Text to read –
###
When you consider the resources you invest in content marketing, you want to make sure your work is paying off. Ideally, your marketing campaigns should bring in more money than you spend. It’s not worth your time and money to invest in strategies and campaigns that aren’t working.
Tracking the success of your content marketing is an essential part of your campaign. Knowing where to start is another story, because you have so much data available to you. Stop wondering and implement these best practices for tracking content marketing ROI to identify where you should be promoting your content. You’ll also discover which strategies to repeat and which to retire.
Choose the Right Metrics
You have plenty of metrics to choose from to monitor your campaign’s performance. The key is to find the right metrics — the ones that give you the information you need. Tracking too many metrics produces more data than you can sort through. Tracking too few metrics may not give you the insight you need to monitor the campaign’s success.
The following metrics should be at the top of your list, according to Search Engine Watch:
1. Web Traffic
Web traffic refers to the traffic patterns on your website. This metric helps you determine what brings visitors to the site and what content is most popular with them.
- Overall web traffic: the number of visitors to the site
- Sources of traffic: where visitors learn about your site
- Views per page: how many visitors check out each page
The data you gather from these metrics can help you decide the next steps in your campaign. If overall traffic to your website is low, you may need to promote your content more. Or it may be time to change your content or find new places to promote it.
2. Qualified Leads
An impressive amount of website traffic doesn’t mean much if that traffic doesn’t have many qualified leads. You want people who are interested in making a purchase.
To track the number of qualified leads your marketing generates, look at the following:
- The number of white paper request forms visitors complete
- The number of content downloads
- The number of purchases completed
Each of these actions indicates interest in what you have to offer. You want to know how interested visitors found your site. One way to do this is to assign each referral source a unique code.
3. Sales Volume
The ultimate goal of your marketing campaign is to generate sales by turning leads into customers. Your sales volume is an indication of how well you’re reaching the people most likely to complete a sale.
###
Exercise tasks –
1 > What does the content marketing article suggest doing to learn how interested visitors found your site?
2 > Carry the content marketing article forward from its last sentence.
The lines that come next have no connection to the content marketing article.

[Stored data entries]
###
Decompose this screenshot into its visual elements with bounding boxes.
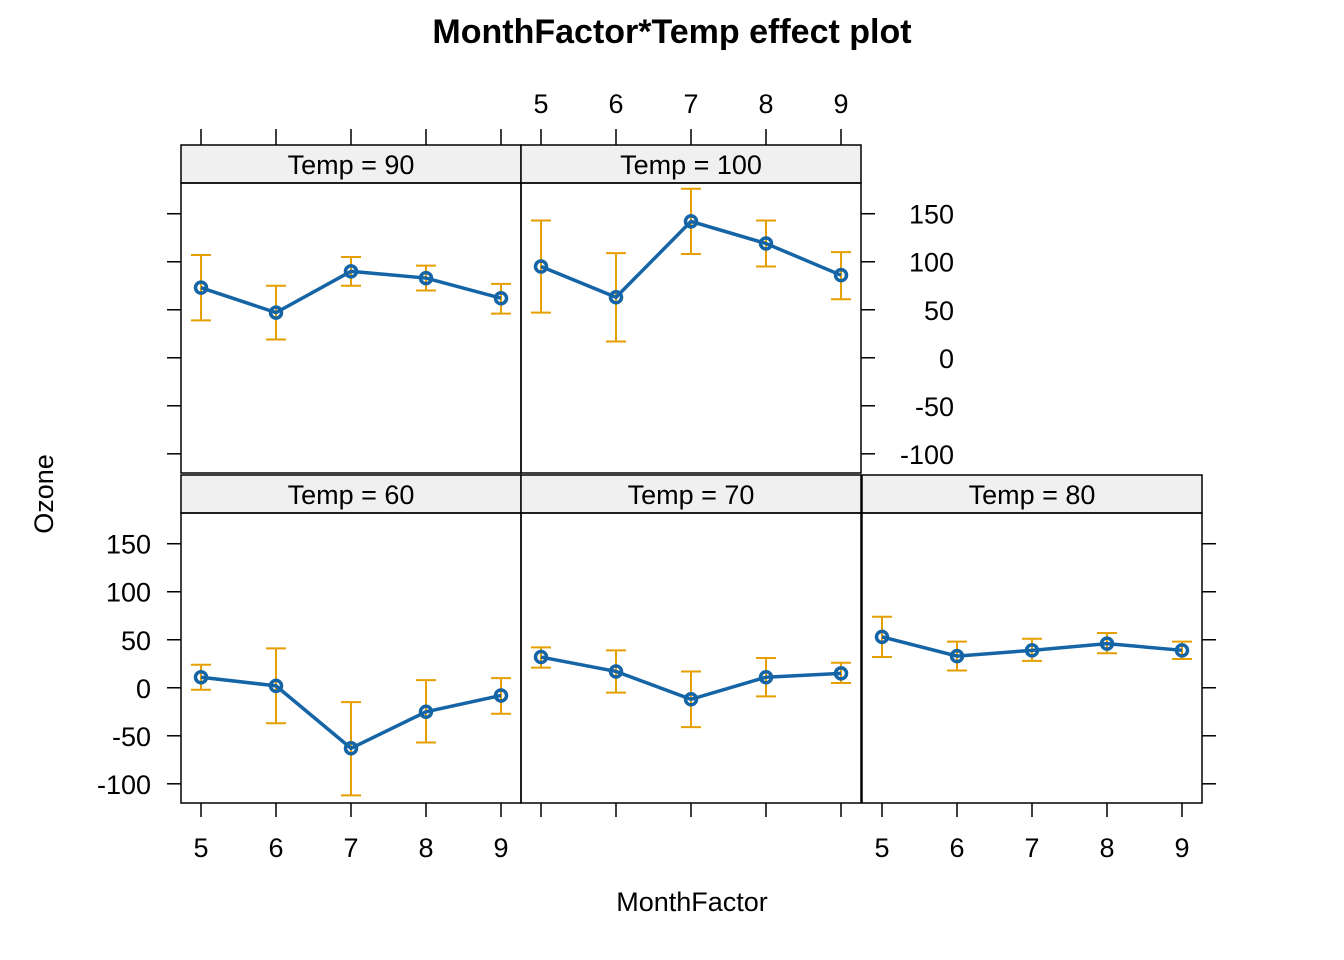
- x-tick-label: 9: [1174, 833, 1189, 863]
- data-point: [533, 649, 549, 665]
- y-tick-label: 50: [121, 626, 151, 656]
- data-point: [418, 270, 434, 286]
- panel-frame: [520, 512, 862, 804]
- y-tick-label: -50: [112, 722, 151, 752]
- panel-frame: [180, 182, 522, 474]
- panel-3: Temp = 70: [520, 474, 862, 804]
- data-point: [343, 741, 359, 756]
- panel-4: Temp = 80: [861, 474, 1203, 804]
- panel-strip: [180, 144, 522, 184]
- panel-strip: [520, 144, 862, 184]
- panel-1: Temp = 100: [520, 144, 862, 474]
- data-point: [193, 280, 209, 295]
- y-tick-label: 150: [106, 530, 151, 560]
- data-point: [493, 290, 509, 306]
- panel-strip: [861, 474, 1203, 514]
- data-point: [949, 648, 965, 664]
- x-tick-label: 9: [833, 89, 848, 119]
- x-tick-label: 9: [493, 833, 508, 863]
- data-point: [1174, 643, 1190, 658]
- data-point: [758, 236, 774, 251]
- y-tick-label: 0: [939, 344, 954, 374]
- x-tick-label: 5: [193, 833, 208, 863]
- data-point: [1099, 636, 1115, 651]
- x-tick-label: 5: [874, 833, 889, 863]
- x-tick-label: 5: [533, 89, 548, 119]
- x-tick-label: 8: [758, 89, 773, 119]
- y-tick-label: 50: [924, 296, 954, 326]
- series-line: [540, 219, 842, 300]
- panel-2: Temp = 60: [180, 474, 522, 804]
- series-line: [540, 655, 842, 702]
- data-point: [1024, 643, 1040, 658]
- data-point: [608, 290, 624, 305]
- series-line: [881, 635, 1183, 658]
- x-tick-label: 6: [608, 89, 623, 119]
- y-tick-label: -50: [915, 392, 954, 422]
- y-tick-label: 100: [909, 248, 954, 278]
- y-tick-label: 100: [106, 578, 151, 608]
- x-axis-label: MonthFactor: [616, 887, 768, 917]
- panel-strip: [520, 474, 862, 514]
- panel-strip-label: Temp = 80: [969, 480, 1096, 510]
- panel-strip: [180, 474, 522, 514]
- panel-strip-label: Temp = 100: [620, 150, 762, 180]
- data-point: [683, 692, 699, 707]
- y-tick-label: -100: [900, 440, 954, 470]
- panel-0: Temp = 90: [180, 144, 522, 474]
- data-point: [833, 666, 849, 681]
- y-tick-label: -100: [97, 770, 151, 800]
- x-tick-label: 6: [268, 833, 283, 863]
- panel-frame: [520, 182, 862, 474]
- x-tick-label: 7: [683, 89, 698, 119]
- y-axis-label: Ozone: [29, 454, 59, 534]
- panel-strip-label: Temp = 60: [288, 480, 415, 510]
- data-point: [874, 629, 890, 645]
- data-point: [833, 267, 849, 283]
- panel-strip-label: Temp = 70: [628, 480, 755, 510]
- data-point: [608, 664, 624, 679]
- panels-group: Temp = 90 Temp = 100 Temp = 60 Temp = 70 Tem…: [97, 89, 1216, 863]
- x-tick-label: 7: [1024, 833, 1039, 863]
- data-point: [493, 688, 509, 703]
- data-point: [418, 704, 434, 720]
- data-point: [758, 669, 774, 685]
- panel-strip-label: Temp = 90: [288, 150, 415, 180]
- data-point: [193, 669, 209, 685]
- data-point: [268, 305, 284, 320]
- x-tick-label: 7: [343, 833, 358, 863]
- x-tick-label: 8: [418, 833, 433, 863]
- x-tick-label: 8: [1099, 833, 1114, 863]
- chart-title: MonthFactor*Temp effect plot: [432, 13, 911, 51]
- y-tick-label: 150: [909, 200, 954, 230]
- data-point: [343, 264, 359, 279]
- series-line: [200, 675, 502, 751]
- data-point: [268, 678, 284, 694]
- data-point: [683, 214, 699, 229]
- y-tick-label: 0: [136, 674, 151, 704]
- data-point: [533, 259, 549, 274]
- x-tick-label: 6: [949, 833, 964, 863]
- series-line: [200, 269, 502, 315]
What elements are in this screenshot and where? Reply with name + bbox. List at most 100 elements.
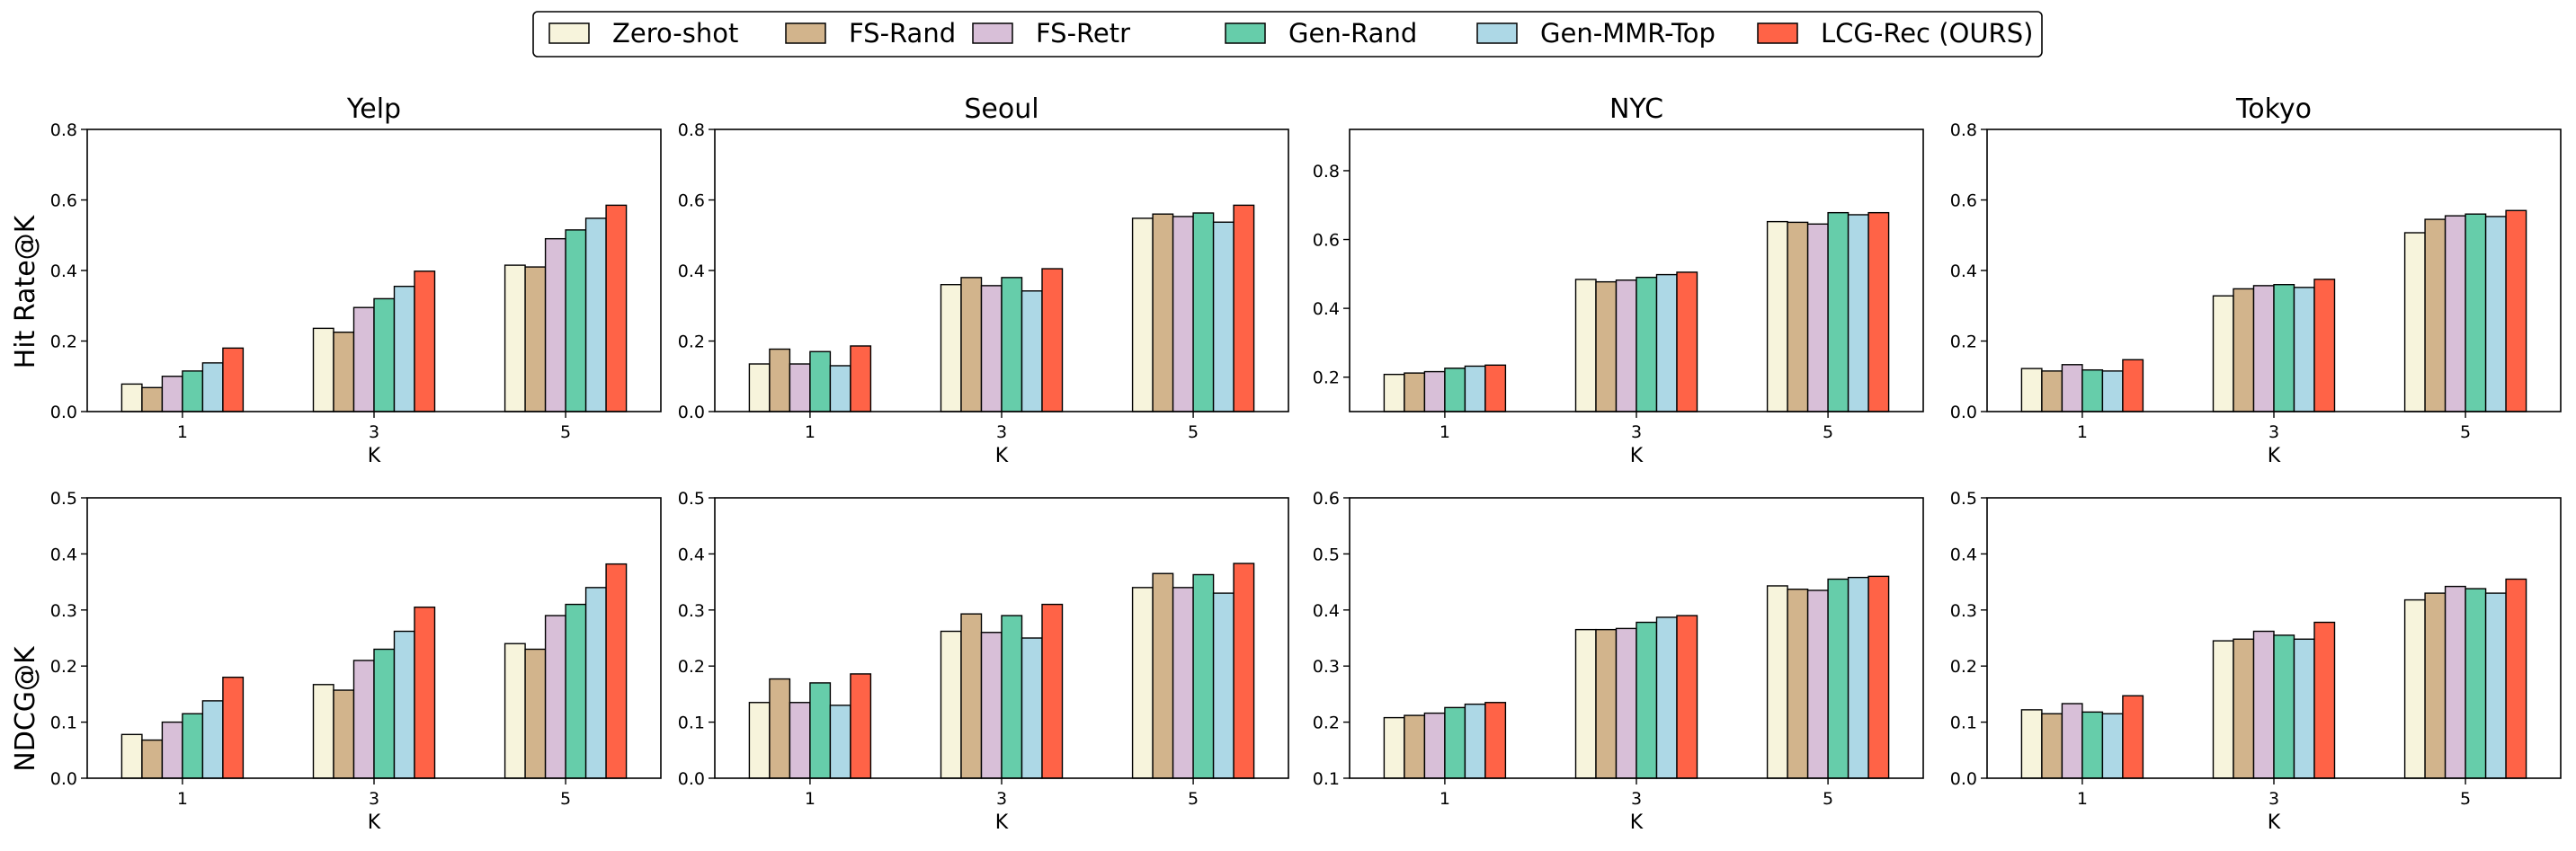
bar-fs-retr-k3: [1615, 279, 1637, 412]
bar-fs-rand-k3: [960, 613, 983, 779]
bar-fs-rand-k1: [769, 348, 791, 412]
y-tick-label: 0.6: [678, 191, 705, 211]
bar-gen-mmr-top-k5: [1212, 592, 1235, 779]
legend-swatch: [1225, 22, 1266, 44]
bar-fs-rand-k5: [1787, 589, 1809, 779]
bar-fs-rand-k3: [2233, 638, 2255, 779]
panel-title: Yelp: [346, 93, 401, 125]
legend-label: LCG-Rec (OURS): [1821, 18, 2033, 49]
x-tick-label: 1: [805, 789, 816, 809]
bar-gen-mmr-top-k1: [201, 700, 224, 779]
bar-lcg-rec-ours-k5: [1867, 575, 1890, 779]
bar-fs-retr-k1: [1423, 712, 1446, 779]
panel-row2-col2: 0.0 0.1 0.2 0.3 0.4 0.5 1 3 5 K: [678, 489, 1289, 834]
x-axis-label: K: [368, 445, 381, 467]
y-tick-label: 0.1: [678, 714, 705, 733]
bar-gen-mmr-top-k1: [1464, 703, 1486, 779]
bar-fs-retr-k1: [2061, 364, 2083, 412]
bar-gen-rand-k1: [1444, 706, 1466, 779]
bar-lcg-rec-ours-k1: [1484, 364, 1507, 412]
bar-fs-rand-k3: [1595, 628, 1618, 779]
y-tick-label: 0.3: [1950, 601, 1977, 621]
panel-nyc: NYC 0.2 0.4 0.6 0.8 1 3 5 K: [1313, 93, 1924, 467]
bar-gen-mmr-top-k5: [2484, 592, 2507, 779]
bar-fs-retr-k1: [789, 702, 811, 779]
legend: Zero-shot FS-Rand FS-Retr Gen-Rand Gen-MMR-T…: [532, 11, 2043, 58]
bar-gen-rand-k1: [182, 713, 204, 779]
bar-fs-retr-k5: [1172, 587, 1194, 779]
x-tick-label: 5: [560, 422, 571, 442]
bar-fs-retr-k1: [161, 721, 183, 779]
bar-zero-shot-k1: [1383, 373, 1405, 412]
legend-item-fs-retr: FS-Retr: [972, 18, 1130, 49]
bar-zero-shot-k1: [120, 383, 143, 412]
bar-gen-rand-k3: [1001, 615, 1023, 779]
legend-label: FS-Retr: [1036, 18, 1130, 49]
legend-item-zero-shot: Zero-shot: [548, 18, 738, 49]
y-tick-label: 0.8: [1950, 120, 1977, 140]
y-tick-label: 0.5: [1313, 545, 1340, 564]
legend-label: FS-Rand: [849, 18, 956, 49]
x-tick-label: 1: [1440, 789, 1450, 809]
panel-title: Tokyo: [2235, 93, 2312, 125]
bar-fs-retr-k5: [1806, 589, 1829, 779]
###
Exercise answers –
1 > Assign each referral source a unique code.

2 >
To track sales volume, look at these details:
- Conversion rate: what percentage of visitors are purchasing something from you
- Number of transactions: how many purchases customers are making
- Page value: which pages on your site are generating the most sales
- Time to purchase: how long it takes visitors to purchase something
If your marketing efforts aren’t bringing in qualified leads and sales, you’re likely not seeing a positive return on your investment. This is a sign that you need to reevaluate your strategy.
4. Click-Through Rate
Click-through rate refers to the number of visitors who click on specific links. For example, you may want to find out how many people who arrive at your landing page click on a link to view your products page. Or maybe you want to know how many people click to read a specific blog post or article.
5. Social Media Shares
Social media activity can be a powerful indicator of how your content resonates with your audience. When someone likes a post, shares a link to your blog post or reposts your content on social media platforms, they are approving your content. This helps you determine the types of content that your audience is most interested in.
6. Onsite Engagement
Monitoring how visitors interact with your content lets you see the types of content they’re most interested in. It also offers a glimpse into the quality of the content you’re producing. Note the bounce rate (the number of visitors who do nothing on your site before leaving) and how much time visitors spend on each page they visit.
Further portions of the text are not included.